▶ _Your goal_
Copy out the listing exactly.

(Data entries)

__________________________________________________

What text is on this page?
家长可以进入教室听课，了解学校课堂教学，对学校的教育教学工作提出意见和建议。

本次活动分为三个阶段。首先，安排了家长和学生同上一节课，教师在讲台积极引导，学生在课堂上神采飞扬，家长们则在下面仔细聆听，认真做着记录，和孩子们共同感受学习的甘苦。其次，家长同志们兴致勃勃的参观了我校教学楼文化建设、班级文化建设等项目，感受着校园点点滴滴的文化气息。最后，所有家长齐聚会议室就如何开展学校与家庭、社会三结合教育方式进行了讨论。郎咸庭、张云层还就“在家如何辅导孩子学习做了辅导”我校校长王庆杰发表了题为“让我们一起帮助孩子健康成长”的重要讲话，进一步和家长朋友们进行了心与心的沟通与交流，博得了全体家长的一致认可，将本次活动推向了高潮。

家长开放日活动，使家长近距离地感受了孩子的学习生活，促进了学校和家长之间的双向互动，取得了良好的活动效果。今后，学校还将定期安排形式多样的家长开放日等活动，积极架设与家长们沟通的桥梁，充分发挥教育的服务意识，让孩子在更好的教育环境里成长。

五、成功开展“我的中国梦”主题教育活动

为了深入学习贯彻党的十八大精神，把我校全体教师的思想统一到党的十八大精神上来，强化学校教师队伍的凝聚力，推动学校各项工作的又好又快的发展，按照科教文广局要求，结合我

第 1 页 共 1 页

__________________________________________________

▶ _Expected answer_
What text is on this page?
家长可以进入教室听课，了解学校课堂教学，对学校的教育教学工作提出意见和建议。

本次活动分为三个阶段。首先，安排了家长和学生同上一节课，教师在讲台积极引导，学生在课堂上神采飞扬，家长们则在下面仔细聆听，认真做着记录，和孩子们共同感受学习的甘苦。其次，家长同志们兴致勃勃的参观了我校教学楼文化建设、班级文化建设等项目，感受着校园点点滴滴的文化气息。最后，所有家长齐聚会议室就如何开展学校与家庭、社会三结合教育方式进行了讨论。郎咸庭、张云层还就“在家如何辅导孩子学习做了辅导”我校校长王庆杰发表了题为“让我们一起帮助孩子健康成长”的重要讲话，进一步和家长朋友们进行了心与心的沟通与交流，博得了全体家长的一致认可，将本次活动推向了高潮。

家长开放日活动，使家长近距离地感受了孩子的学习生活，促进了学校和家长之间的双向互动，取得了良好的活动效果。今后，学校还将定期安排形式多样的家长开放日等活动，积极架设与家长们沟通的桥梁，充分发挥教育的服务意识，让孩子在更好的教育环境里成长。

五、成功开展“我的中国梦”主题教育活动

为了深入学习贯彻党的十八大精神，把我校全体教师的思想统一到党的十八大精神上来，强化学校教师队伍的凝聚力，推动学校各项工作的又好又快的发展，按照科教文广局要求，结合我

第 1 页 共 1 页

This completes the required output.